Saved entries
• • • • •

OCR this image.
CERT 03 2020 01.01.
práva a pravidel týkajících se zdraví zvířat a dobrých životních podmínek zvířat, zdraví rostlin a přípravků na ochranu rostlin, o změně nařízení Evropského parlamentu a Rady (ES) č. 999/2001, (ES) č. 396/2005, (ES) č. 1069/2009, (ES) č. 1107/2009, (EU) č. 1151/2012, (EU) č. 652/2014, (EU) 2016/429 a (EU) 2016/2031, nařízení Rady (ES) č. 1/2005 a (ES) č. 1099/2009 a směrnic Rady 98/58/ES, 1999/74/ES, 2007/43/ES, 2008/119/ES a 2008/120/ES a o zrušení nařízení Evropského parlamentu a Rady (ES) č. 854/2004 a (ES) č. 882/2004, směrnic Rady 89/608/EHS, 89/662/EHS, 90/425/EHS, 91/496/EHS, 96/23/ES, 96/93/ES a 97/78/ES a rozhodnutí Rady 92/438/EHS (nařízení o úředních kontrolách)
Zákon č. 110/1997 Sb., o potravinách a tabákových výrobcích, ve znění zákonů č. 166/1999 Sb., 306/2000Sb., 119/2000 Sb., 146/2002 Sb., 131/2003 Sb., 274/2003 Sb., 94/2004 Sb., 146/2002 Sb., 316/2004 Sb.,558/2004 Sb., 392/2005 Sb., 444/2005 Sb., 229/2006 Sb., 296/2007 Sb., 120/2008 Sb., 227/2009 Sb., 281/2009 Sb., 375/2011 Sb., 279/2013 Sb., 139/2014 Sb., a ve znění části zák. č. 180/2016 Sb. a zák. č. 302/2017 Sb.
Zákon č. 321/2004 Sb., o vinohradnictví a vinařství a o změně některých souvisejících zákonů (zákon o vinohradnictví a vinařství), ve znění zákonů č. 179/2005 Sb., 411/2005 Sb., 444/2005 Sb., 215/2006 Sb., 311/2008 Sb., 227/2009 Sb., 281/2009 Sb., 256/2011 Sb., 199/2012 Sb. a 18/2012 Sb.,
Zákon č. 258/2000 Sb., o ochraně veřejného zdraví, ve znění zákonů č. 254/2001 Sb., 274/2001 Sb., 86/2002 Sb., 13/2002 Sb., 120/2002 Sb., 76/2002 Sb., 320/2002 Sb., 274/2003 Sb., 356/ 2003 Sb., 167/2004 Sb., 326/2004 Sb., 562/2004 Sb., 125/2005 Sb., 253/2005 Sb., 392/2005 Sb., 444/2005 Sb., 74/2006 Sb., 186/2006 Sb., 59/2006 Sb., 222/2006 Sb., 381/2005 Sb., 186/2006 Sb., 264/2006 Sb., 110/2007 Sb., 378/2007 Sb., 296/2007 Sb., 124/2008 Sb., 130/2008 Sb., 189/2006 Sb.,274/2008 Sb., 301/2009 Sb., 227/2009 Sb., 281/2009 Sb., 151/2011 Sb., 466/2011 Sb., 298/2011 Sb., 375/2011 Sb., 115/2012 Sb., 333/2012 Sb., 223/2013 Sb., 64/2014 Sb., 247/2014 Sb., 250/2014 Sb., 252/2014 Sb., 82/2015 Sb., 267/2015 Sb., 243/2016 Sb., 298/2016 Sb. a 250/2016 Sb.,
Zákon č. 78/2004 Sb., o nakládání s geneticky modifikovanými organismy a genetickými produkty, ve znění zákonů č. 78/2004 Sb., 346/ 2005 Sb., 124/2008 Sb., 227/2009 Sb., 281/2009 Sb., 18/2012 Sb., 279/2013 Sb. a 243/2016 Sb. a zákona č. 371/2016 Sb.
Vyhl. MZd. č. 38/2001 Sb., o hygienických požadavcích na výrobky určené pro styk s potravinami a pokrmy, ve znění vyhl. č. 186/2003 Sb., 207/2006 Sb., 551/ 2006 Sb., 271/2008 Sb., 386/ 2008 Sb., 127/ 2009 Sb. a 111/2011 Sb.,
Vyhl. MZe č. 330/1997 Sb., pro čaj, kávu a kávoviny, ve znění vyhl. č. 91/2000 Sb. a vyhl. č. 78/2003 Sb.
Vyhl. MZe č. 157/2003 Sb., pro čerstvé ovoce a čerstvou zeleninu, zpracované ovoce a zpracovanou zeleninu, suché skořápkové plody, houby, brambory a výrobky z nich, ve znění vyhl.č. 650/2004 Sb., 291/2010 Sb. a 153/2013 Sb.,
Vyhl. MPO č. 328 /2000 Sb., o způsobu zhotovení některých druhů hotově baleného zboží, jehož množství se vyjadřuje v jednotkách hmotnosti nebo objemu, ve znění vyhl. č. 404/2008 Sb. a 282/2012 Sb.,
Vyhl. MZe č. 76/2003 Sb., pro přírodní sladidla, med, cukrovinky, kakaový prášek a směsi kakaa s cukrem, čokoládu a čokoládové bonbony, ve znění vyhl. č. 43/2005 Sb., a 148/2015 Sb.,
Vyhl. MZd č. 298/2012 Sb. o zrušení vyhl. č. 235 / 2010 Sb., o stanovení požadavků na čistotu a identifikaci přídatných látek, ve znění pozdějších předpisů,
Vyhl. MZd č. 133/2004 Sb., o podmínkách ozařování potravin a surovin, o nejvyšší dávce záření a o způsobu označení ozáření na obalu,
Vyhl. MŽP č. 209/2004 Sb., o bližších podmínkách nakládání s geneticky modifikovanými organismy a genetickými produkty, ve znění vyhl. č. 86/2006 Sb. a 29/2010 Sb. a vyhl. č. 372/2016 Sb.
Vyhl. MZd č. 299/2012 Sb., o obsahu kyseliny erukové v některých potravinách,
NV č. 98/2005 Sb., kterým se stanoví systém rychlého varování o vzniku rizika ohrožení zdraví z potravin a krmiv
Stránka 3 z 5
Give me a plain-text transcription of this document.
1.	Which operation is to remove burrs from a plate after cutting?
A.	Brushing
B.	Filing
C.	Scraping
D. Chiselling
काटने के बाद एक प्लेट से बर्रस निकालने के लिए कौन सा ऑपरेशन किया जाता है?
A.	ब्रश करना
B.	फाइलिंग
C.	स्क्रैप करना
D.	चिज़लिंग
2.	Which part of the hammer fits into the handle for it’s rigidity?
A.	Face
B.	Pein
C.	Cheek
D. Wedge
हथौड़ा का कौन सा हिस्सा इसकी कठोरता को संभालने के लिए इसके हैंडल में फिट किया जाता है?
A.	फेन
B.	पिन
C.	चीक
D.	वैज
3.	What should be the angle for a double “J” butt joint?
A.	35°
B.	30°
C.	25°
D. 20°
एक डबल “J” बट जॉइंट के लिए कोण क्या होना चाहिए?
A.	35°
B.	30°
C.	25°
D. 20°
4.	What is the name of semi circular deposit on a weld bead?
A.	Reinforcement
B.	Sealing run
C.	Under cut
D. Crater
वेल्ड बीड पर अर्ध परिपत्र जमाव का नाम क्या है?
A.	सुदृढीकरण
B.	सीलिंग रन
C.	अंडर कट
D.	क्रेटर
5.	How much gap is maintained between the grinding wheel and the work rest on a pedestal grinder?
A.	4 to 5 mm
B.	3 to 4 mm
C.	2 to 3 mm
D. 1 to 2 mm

• • • • •

◆ SHORT PROBLEM:
Send back each record exactly as it stands.

◆ CORRECT RESPONSE:
OCR this image.
CERT 03 2020 01.01.
práva a pravidel týkajících se zdraví zvířat a dobrých životních podmínek zvířat, zdraví rostlin a přípravků na ochranu rostlin, o změně nařízení Evropského parlamentu a Rady (ES) č. 999/2001, (ES) č. 396/2005, (ES) č. 1069/2009, (ES) č. 1107/2009, (EU) č. 1151/2012, (EU) č. 652/2014, (EU) 2016/429 a (EU) 2016/2031, nařízení Rady (ES) č. 1/2005 a (ES) č. 1099/2009 a směrnic Rady 98/58/ES, 1999/74/ES, 2007/43/ES, 2008/119/ES a 2008/120/ES a o zrušení nařízení Evropského parlamentu a Rady (ES) č. 854/2004 a (ES) č. 882/2004, směrnic Rady 89/608/EHS, 89/662/EHS, 90/425/EHS, 91/496/EHS, 96/23/ES, 96/93/ES a 97/78/ES a rozhodnutí Rady 92/438/EHS (nařízení o úředních kontrolách)
Zákon č. 110/1997 Sb., o potravinách a tabákových výrobcích, ve znění zákonů č. 166/1999 Sb., 306/2000Sb., 119/2000 Sb., 146/2002 Sb., 131/2003 Sb., 274/2003 Sb., 94/2004 Sb., 146/2002 Sb., 316/2004 Sb.,558/2004 Sb., 392/2005 Sb., 444/2005 Sb., 229/2006 Sb., 296/2007 Sb., 120/2008 Sb., 227/2009 Sb., 281/2009 Sb., 375/2011 Sb., 279/2013 Sb., 139/2014 Sb., a ve znění části zák. č. 180/2016 Sb. a zák. č. 302/2017 Sb.
Zákon č. 321/2004 Sb., o vinohradnictví a vinařství a o změně některých souvisejících zákonů (zákon o vinohradnictví a vinařství), ve znění zákonů č. 179/2005 Sb., 411/2005 Sb., 444/2005 Sb., 215/2006 Sb., 311/2008 Sb., 227/2009 Sb., 281/2009 Sb., 256/2011 Sb., 199/2012 Sb. a 18/2012 Sb.,
Zákon č. 258/2000 Sb., o ochraně veřejného zdraví, ve znění zákonů č. 254/2001 Sb., 274/2001 Sb., 86/2002 Sb., 13/2002 Sb., 120/2002 Sb., 76/2002 Sb., 320/2002 Sb., 274/2003 Sb., 356/ 2003 Sb., 167/2004 Sb., 326/2004 Sb., 562/2004 Sb., 125/2005 Sb., 253/2005 Sb., 392/2005 Sb., 444/2005 Sb., 74/2006 Sb., 186/2006 Sb., 59/2006 Sb., 222/2006 Sb., 381/2005 Sb., 186/2006 Sb., 264/2006 Sb., 110/2007 Sb., 378/2007 Sb., 296/2007 Sb., 124/2008 Sb., 130/2008 Sb., 189/2006 Sb.,274/2008 Sb., 301/2009 Sb., 227/2009 Sb., 281/2009 Sb., 151/2011 Sb., 466/2011 Sb., 298/2011 Sb., 375/2011 Sb., 115/2012 Sb., 333/2012 Sb., 223/2013 Sb., 64/2014 Sb., 247/2014 Sb., 250/2014 Sb., 252/2014 Sb., 82/2015 Sb., 267/2015 Sb., 243/2016 Sb., 298/2016 Sb. a 250/2016 Sb.,
Zákon č. 78/2004 Sb., o nakládání s geneticky modifikovanými organismy a genetickými produkty, ve znění zákonů č. 78/2004 Sb., 346/ 2005 Sb., 124/2008 Sb., 227/2009 Sb., 281/2009 Sb., 18/2012 Sb., 279/2013 Sb. a 243/2016 Sb. a zákona č. 371/2016 Sb.
Vyhl. MZd. č. 38/2001 Sb., o hygienických požadavcích na výrobky určené pro styk s potravinami a pokrmy, ve znění vyhl. č. 186/2003 Sb., 207/2006 Sb., 551/ 2006 Sb., 271/2008 Sb., 386/ 2008 Sb., 127/ 2009 Sb. a 111/2011 Sb.,
Vyhl. MZe č. 330/1997 Sb., pro čaj, kávu a kávoviny, ve znění vyhl. č. 91/2000 Sb. a vyhl. č. 78/2003 Sb.
Vyhl. MZe č. 157/2003 Sb., pro čerstvé ovoce a čerstvou zeleninu, zpracované ovoce a zpracovanou zeleninu, suché skořápkové plody, houby, brambory a výrobky z nich, ve znění vyhl.č. 650/2004 Sb., 291/2010 Sb. a 153/2013 Sb.,
Vyhl. MPO č. 328 /2000 Sb., o způsobu zhotovení některých druhů hotově baleného zboží, jehož množství se vyjadřuje v jednotkách hmotnosti nebo objemu, ve znění vyhl. č. 404/2008 Sb. a 282/2012 Sb.,
Vyhl. MZe č. 76/2003 Sb., pro přírodní sladidla, med, cukrovinky, kakaový prášek a směsi kakaa s cukrem, čokoládu a čokoládové bonbony, ve znění vyhl. č. 43/2005 Sb., a 148/2015 Sb.,
Vyhl. MZd č. 298/2012 Sb. o zrušení vyhl. č. 235 / 2010 Sb., o stanovení požadavků na čistotu a identifikaci přídatných látek, ve znění pozdějších předpisů,
Vyhl. MZd č. 133/2004 Sb., o podmínkách ozařování potravin a surovin, o nejvyšší dávce záření a o způsobu označení ozáření na obalu,
Vyhl. MŽP č. 209/2004 Sb., o bližších podmínkách nakládání s geneticky modifikovanými organismy a genetickými produkty, ve znění vyhl. č. 86/2006 Sb. a 29/2010 Sb. a vyhl. č. 372/2016 Sb.
Vyhl. MZd č. 299/2012 Sb., o obsahu kyseliny erukové v některých potravinách,
NV č. 98/2005 Sb., kterým se stanoví systém rychlého varování o vzniku rizika ohrožení zdraví z potravin a krmiv
Stránka 3 z 5
Give me a plain-text transcription of this document.
1.	Which operation is to remove burrs from a plate after cutting?
A.	Brushing
B.	Filing
C.	Scraping
D. Chiselling
काटने के बाद एक प्लेट से बर्रस निकालने के लिए कौन सा ऑपरेशन किया जाता है?
A.	ब्रश करना
B.	फाइलिंग
C.	स्क्रैप करना
D.	चिज़लिंग
2.	Which part of the hammer fits into the handle for it’s rigidity?
A.	Face
B.	Pein
C.	Cheek
D. Wedge
हथौड़ा का कौन सा हिस्सा इसकी कठोरता को संभालने के लिए इसके हैंडल में फिट किया जाता है?
A.	फेन
B.	पिन
C.	चीक
D.	वैज
3.	What should be the angle for a double “J” butt joint?
A.	35°
B.	30°
C.	25°
D. 20°
एक डबल “J” बट जॉइंट के लिए कोण क्या होना चाहिए?
A.	35°
B.	30°
C.	25°
D. 20°
4.	What is the name of semi circular deposit on a weld bead?
A.	Reinforcement
B.	Sealing run
C.	Under cut
D. Crater
वेल्ड बीड पर अर्ध परिपत्र जमाव का नाम क्या है?
A.	सुदृढीकरण
B.	सीलिंग रन
C.	अंडर कट
D.	क्रेटर
5.	How much gap is maintained between the grinding wheel and the work rest on a pedestal grinder?
A.	4 to 5 mm
B.	3 to 4 mm
C.	2 to 3 mm
D. 1 to 2 mm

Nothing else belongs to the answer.